> Task description
Pull out every line of the listing below where "ylabel" appears.
— Begin Supplied records —
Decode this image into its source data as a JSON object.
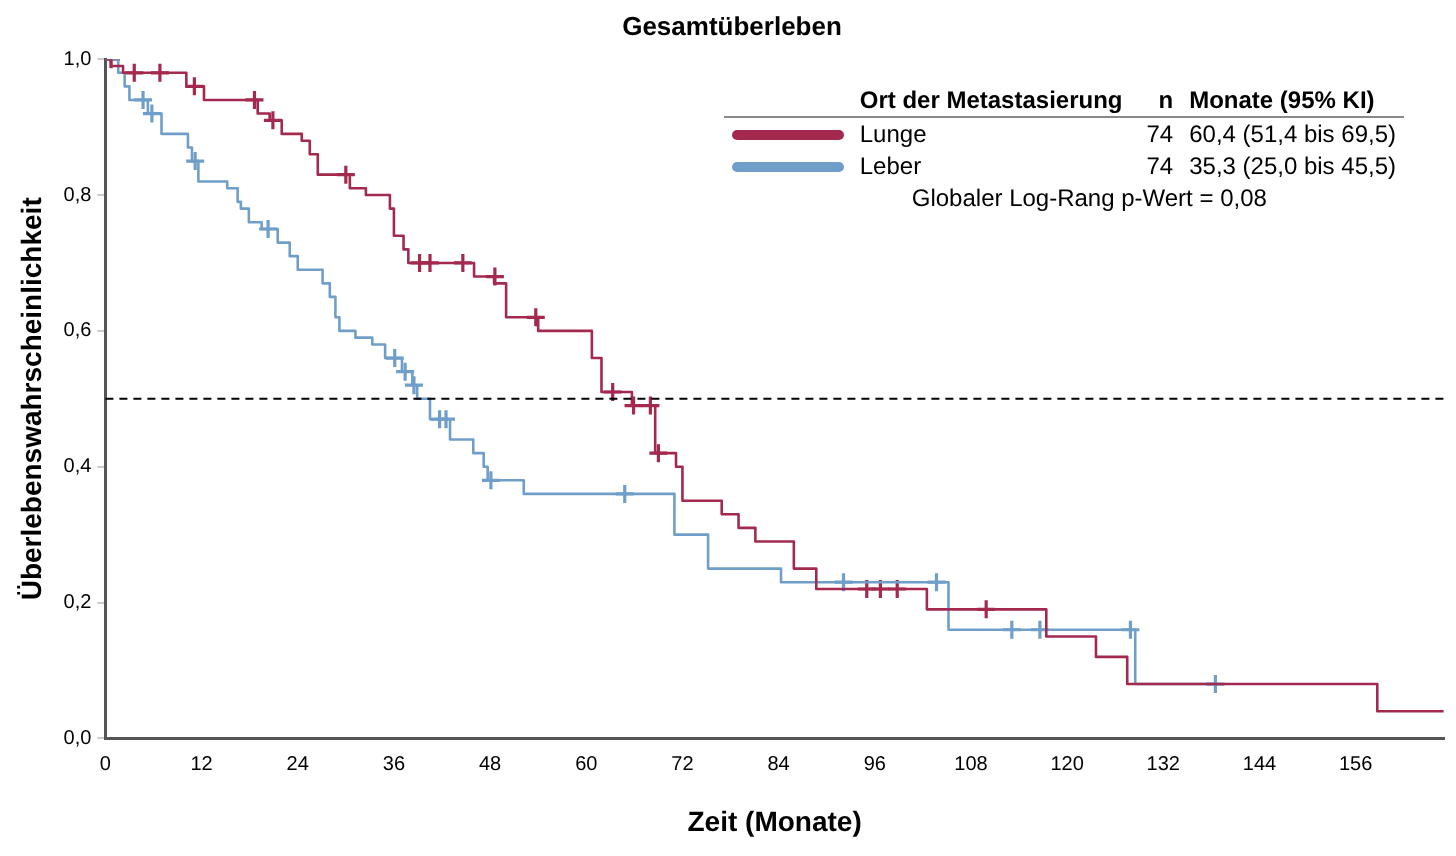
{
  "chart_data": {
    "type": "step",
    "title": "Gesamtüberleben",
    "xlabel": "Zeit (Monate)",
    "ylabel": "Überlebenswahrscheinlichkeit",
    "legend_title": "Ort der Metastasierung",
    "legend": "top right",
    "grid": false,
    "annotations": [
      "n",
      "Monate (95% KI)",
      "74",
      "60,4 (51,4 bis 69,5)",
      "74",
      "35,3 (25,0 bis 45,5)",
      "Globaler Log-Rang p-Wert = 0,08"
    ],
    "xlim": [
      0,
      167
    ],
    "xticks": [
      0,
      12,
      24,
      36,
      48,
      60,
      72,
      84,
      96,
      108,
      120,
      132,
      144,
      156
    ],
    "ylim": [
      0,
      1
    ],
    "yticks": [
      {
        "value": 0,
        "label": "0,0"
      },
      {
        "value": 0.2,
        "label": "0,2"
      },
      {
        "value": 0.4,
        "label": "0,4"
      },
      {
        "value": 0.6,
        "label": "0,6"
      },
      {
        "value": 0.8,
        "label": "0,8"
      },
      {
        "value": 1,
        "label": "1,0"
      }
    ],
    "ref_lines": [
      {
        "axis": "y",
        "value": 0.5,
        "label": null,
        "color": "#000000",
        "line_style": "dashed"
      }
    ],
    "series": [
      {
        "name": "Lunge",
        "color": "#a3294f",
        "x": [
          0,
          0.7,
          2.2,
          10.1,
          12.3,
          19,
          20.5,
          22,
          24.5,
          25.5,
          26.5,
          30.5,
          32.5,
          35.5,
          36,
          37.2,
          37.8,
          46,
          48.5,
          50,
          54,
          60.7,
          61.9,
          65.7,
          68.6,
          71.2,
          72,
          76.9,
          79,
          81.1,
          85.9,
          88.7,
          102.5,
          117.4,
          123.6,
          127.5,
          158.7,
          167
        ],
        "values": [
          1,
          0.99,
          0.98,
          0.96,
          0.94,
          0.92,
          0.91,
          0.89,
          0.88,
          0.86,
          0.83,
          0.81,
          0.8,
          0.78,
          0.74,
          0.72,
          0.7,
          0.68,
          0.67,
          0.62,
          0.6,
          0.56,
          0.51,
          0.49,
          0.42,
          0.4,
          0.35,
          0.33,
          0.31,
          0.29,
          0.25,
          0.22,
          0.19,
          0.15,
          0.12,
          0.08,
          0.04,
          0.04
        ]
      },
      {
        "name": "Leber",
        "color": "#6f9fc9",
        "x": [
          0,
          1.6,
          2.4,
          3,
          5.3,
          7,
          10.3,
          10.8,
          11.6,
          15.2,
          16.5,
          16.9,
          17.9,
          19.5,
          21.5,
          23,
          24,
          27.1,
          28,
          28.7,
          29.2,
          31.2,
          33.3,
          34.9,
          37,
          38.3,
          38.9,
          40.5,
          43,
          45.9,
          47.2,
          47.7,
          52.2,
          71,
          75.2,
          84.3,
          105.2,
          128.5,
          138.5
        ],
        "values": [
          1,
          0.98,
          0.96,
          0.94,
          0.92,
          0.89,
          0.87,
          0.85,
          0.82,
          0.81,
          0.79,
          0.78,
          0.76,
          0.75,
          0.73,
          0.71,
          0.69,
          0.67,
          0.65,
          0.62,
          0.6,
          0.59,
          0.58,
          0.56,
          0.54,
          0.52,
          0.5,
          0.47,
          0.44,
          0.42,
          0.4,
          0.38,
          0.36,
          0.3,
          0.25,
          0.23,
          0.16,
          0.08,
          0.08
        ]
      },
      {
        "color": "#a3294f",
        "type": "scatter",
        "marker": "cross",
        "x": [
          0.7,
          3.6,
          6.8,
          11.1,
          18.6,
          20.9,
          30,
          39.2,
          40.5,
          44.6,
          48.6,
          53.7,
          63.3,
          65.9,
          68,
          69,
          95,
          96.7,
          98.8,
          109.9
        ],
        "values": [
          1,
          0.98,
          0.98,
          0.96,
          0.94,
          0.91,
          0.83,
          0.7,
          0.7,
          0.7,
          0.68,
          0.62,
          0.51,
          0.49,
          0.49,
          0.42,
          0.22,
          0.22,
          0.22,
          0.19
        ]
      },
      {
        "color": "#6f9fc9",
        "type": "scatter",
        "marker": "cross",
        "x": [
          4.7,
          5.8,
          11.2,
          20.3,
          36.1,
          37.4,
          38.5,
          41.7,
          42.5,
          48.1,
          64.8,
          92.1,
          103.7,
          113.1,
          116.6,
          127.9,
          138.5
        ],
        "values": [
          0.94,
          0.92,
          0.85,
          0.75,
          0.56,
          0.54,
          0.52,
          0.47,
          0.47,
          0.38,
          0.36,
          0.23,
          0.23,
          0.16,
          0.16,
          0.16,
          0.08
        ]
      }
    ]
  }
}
— End Supplied records —
— Begin Supplied records —
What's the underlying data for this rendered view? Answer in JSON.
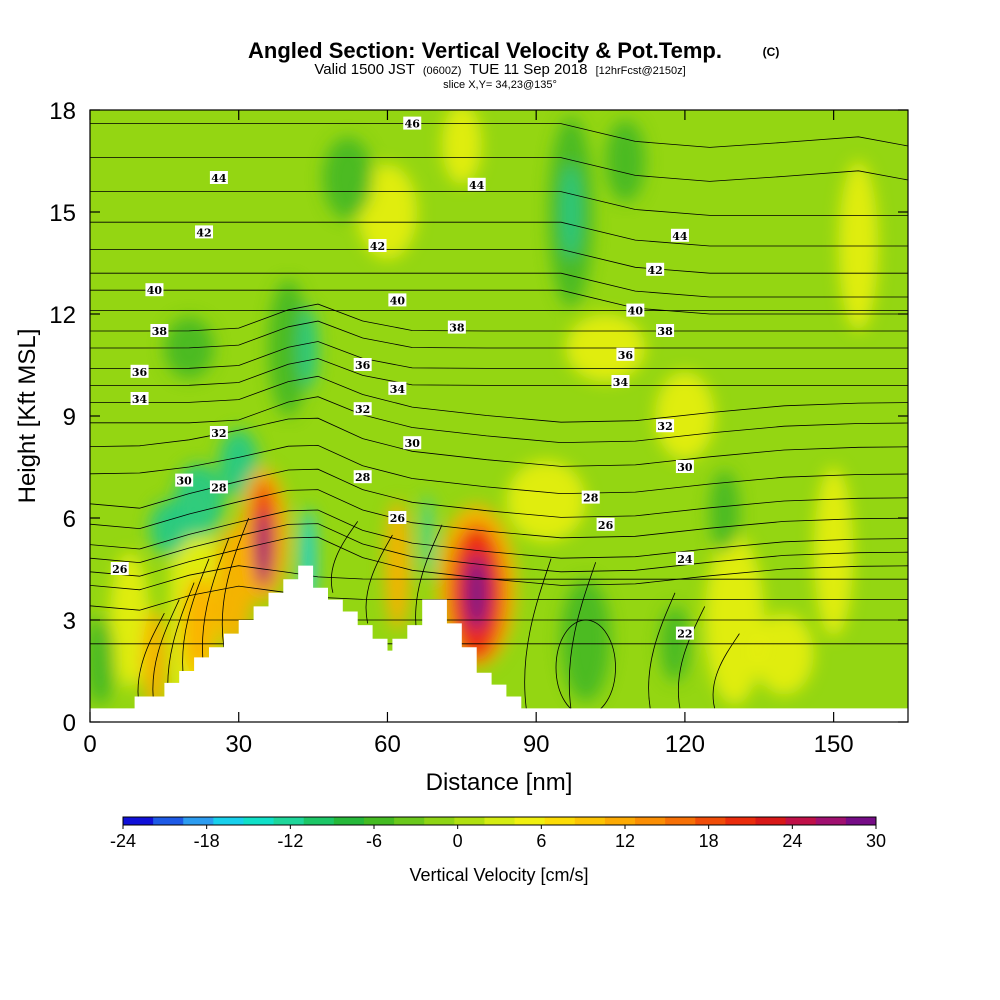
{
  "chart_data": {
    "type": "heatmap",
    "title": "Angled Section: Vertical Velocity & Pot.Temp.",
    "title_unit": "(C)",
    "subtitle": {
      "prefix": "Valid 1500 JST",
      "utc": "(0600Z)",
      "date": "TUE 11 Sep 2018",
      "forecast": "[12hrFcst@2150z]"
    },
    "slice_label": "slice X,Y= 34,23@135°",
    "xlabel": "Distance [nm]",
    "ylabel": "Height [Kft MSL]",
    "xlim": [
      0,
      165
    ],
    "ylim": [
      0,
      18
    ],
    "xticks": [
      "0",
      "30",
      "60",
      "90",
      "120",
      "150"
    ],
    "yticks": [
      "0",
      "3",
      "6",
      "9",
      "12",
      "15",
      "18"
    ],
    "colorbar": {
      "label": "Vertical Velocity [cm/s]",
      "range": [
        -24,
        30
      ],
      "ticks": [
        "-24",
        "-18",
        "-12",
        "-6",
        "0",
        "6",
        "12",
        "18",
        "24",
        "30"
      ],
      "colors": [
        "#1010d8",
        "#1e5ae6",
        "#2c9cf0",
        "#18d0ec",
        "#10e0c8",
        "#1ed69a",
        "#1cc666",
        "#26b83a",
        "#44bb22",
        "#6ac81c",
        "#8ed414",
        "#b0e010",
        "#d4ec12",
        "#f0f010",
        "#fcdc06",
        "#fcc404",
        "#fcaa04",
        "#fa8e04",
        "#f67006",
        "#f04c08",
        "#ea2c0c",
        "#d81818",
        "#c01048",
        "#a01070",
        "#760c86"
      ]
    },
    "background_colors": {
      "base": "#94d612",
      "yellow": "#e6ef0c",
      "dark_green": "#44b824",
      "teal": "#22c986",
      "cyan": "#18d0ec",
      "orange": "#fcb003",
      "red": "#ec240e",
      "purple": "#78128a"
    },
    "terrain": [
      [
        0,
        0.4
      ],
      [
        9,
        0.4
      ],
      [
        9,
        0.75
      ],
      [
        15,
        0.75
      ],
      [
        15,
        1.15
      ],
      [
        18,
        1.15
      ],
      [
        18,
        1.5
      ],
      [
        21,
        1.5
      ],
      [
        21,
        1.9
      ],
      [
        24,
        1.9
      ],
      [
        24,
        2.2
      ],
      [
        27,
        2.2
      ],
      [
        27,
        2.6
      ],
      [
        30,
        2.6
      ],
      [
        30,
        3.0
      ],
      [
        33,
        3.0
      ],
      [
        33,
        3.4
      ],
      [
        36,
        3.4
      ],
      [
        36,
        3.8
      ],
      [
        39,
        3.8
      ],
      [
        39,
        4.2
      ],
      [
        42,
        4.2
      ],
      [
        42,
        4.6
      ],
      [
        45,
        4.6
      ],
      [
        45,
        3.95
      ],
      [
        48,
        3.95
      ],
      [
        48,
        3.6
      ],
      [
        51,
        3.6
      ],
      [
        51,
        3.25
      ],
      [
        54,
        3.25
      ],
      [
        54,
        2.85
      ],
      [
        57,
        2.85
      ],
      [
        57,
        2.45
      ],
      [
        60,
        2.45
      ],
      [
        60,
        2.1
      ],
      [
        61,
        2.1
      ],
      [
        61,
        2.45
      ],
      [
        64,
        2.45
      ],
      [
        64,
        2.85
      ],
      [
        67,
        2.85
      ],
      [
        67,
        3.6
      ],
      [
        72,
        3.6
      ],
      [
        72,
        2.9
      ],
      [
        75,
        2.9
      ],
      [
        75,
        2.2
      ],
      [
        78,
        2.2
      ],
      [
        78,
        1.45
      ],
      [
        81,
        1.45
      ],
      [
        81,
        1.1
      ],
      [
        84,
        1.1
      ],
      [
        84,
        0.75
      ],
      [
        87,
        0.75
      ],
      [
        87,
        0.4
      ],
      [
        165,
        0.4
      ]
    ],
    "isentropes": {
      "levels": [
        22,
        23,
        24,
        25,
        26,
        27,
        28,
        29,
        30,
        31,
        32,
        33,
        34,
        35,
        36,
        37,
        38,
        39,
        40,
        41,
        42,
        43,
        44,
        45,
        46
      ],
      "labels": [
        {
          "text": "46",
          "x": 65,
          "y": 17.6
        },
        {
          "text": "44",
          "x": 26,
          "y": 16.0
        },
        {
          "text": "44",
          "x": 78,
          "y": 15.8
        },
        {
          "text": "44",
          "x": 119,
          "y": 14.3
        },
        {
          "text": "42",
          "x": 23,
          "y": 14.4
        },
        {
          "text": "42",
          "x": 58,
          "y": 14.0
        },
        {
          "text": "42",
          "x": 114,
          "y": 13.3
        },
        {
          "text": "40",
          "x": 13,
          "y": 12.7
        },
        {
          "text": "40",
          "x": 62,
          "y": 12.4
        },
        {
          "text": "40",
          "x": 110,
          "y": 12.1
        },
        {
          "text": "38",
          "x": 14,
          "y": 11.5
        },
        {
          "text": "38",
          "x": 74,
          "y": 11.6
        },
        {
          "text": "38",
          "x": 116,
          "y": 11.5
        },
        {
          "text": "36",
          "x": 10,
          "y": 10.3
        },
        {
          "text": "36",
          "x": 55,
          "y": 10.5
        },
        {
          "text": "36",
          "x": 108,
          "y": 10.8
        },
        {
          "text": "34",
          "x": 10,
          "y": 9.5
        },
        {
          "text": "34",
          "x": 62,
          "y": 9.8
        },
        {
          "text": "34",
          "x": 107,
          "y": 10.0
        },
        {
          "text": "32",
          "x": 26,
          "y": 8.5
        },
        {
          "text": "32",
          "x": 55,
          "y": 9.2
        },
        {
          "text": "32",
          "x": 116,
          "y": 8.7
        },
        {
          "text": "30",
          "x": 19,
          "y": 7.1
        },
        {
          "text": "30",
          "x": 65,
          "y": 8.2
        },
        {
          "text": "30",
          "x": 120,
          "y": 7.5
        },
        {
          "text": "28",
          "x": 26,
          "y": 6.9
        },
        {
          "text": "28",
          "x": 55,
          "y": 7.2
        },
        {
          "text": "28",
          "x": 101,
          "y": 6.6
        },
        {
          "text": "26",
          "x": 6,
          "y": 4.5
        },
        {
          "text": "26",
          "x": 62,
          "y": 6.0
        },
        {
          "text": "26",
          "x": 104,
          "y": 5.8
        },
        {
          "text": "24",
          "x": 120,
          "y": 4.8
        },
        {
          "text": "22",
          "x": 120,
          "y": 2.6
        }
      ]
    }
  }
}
— End Supplied records —
— Begin Supplied records —
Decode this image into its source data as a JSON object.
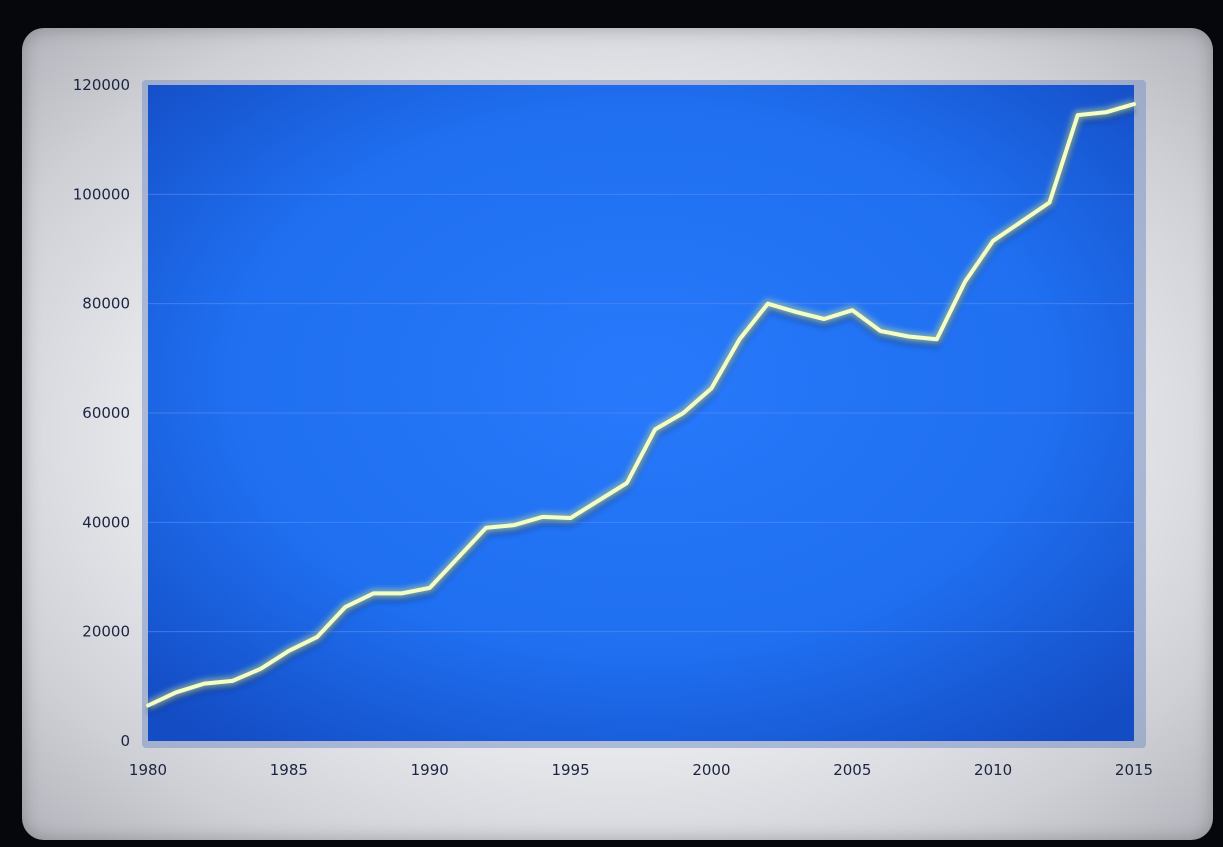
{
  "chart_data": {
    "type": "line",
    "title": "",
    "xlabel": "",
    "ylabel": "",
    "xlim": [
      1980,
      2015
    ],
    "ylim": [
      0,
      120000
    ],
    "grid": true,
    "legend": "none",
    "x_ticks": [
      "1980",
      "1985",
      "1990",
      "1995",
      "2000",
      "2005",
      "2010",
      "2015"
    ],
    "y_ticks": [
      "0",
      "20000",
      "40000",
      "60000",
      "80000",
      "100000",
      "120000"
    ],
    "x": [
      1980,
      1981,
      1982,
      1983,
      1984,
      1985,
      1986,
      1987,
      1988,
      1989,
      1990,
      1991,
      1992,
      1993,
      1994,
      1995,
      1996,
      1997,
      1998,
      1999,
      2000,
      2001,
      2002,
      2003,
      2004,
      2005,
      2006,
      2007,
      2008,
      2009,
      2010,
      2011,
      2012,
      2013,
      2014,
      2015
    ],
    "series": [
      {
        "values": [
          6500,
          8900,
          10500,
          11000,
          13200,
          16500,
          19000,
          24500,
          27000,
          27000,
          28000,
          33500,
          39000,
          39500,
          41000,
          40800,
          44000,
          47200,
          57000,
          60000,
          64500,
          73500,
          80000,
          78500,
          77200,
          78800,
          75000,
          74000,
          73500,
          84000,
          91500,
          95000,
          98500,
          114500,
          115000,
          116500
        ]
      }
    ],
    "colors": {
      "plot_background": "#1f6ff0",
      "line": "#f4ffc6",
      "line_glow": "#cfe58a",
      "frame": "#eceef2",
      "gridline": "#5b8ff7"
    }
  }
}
— End Supplied records —
> Task result
    "ylabel": "Überlebenswahrscheinlichkeit",
    "ylabel": "Height [Kft MSL]",
    "ylabel": "",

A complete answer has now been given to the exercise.